BEGIN Material

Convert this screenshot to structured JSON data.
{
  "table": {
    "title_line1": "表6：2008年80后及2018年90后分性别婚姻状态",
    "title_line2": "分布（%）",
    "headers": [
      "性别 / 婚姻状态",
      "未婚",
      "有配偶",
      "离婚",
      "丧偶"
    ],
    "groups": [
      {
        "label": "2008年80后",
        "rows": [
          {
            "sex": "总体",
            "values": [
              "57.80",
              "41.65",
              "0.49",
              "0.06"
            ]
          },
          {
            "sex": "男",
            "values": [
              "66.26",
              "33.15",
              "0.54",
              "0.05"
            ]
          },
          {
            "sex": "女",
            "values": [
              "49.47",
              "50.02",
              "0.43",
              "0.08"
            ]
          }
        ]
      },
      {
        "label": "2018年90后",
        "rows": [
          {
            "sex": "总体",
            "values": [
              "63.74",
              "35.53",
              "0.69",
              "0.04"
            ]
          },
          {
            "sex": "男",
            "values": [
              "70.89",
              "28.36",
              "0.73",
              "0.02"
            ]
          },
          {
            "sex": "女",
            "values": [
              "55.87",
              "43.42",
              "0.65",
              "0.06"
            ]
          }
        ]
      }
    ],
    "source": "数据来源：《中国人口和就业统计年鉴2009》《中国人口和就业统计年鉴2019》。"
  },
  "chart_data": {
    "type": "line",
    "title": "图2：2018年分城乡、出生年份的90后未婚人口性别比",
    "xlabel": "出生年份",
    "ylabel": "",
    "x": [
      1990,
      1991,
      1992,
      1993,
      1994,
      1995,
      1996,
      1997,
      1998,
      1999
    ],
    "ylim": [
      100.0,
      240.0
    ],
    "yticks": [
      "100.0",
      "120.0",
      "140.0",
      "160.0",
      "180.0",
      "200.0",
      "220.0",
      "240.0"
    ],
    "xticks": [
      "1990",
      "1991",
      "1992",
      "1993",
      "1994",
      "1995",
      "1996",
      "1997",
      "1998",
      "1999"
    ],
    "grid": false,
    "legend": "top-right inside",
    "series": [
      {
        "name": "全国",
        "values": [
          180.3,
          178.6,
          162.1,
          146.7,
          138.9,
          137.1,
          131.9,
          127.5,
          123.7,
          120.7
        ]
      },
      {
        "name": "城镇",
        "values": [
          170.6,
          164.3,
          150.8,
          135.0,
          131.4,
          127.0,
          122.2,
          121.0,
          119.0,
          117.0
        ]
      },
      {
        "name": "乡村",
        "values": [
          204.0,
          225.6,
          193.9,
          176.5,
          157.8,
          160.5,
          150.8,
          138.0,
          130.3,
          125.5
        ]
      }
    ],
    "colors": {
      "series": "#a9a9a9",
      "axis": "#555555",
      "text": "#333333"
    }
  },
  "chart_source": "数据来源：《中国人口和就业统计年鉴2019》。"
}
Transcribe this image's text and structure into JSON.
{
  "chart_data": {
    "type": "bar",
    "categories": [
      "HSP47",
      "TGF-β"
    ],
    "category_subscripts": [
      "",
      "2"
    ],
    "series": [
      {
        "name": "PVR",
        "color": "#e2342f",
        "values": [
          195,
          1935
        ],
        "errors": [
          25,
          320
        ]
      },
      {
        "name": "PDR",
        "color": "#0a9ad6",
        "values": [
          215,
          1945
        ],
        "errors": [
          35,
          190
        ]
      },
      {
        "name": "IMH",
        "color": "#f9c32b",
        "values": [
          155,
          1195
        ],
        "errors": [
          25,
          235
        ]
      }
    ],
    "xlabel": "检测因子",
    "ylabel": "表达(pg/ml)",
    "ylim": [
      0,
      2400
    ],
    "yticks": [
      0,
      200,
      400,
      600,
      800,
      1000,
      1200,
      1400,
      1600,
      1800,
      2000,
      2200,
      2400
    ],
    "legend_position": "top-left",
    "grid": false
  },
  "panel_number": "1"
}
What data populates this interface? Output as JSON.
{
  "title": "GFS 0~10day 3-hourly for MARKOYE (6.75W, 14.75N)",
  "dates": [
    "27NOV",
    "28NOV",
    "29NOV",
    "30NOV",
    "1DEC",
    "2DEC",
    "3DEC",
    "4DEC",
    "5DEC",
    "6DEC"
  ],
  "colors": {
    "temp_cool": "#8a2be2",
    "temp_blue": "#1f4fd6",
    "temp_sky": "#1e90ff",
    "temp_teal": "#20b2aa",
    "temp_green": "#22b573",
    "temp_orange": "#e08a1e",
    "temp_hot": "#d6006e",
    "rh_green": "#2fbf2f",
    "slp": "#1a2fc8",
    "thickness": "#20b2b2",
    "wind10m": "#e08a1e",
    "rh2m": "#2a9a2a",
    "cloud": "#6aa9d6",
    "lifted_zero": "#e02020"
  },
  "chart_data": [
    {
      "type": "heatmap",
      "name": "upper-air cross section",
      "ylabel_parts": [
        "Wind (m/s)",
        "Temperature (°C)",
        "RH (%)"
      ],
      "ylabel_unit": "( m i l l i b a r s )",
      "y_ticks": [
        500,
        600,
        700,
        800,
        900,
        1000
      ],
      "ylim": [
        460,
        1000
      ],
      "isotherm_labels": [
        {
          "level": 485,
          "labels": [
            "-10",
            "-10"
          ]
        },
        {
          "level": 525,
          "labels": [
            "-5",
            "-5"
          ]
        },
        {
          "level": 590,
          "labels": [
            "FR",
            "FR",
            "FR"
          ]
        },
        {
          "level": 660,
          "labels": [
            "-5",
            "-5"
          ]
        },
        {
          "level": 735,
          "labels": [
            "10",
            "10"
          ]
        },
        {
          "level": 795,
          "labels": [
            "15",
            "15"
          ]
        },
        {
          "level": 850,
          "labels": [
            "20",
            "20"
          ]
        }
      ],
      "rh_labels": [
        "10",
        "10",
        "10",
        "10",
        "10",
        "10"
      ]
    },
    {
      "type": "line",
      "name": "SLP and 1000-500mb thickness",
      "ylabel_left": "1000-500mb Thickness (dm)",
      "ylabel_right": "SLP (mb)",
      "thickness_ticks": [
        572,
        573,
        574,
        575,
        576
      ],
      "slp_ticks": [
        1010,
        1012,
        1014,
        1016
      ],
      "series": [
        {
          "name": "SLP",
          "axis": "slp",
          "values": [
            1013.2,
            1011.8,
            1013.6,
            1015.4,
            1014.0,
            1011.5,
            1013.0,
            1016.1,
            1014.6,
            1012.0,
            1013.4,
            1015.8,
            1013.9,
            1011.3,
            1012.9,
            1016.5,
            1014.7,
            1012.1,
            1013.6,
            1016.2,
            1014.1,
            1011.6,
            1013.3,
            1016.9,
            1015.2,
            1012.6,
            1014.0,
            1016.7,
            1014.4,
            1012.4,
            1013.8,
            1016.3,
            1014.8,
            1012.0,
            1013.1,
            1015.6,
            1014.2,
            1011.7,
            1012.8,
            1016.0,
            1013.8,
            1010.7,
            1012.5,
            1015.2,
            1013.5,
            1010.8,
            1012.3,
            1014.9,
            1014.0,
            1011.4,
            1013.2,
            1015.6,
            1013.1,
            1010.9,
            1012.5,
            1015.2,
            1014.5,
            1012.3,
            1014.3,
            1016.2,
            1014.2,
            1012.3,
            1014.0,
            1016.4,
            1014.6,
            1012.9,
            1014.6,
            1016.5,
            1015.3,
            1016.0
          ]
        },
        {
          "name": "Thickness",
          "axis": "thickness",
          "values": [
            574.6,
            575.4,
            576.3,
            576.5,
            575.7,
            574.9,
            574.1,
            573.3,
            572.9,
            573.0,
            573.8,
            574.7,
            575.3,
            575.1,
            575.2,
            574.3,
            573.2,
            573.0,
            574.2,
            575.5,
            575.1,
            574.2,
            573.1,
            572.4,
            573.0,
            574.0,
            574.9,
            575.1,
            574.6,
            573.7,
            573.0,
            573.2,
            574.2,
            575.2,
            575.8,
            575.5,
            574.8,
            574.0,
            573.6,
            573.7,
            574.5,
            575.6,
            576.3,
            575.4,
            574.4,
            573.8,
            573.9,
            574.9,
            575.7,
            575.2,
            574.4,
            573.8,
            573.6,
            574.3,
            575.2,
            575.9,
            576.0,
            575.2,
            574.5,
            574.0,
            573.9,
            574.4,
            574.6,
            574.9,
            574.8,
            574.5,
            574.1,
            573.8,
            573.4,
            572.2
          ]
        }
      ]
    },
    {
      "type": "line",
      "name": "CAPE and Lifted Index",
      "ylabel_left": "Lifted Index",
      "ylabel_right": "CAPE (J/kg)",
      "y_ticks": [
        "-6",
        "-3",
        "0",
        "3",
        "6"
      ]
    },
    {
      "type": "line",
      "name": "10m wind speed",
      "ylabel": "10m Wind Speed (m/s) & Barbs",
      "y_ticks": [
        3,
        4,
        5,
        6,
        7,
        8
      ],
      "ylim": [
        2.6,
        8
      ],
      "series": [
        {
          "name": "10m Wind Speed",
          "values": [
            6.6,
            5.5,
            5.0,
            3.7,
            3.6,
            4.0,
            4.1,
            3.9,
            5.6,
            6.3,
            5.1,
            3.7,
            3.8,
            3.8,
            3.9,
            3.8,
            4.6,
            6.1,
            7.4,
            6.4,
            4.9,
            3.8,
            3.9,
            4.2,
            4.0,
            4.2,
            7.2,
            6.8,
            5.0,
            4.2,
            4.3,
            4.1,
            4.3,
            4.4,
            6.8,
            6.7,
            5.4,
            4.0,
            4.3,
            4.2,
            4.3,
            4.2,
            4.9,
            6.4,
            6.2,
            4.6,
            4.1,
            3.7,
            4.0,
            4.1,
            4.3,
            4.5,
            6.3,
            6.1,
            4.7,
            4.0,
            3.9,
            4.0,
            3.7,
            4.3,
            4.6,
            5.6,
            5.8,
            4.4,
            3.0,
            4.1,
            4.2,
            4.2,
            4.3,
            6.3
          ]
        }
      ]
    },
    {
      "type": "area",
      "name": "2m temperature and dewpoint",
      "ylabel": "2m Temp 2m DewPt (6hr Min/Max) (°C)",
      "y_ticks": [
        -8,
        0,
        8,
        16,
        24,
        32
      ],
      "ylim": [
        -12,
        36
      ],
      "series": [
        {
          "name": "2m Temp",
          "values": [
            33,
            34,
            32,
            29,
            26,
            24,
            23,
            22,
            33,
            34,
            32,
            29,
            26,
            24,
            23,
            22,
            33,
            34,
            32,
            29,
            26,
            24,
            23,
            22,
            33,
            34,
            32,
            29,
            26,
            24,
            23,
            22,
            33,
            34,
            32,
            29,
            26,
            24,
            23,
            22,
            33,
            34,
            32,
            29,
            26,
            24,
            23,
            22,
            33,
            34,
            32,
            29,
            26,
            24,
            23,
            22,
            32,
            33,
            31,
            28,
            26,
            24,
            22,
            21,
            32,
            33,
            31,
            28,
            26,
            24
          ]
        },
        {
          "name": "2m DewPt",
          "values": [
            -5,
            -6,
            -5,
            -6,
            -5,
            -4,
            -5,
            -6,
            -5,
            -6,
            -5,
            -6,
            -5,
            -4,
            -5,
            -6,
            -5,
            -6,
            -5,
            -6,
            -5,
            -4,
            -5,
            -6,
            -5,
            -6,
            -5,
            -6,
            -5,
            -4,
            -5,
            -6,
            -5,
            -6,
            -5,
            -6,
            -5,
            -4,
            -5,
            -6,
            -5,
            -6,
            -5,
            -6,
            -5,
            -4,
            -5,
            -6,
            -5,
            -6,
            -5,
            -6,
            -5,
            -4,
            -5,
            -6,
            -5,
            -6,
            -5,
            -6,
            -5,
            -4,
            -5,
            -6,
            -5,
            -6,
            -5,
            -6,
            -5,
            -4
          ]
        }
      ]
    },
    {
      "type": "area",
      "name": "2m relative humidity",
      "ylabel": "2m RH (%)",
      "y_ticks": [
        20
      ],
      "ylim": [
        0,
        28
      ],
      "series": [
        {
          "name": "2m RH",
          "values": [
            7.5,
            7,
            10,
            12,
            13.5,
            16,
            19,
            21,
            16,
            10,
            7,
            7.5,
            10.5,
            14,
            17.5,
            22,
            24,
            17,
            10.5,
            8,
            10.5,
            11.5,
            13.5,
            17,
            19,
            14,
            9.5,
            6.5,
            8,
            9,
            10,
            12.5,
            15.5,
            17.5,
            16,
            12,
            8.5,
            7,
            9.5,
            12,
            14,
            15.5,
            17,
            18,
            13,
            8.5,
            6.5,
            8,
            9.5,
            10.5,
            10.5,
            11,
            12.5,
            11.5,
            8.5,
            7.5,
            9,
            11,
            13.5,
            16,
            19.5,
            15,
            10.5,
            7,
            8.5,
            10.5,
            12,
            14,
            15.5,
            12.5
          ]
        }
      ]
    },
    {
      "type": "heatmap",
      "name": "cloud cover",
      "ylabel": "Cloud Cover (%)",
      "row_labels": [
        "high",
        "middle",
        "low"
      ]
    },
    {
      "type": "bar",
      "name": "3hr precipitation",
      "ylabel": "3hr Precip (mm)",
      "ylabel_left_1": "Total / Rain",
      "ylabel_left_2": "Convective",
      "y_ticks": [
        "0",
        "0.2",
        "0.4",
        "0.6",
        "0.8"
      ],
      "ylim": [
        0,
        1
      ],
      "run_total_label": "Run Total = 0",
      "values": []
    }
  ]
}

END Material

Gather each line of the listing that holds the string "CAPE".

      "name": "CAPE and Lifted Index",
      "ylabel_right": "CAPE (J/kg)",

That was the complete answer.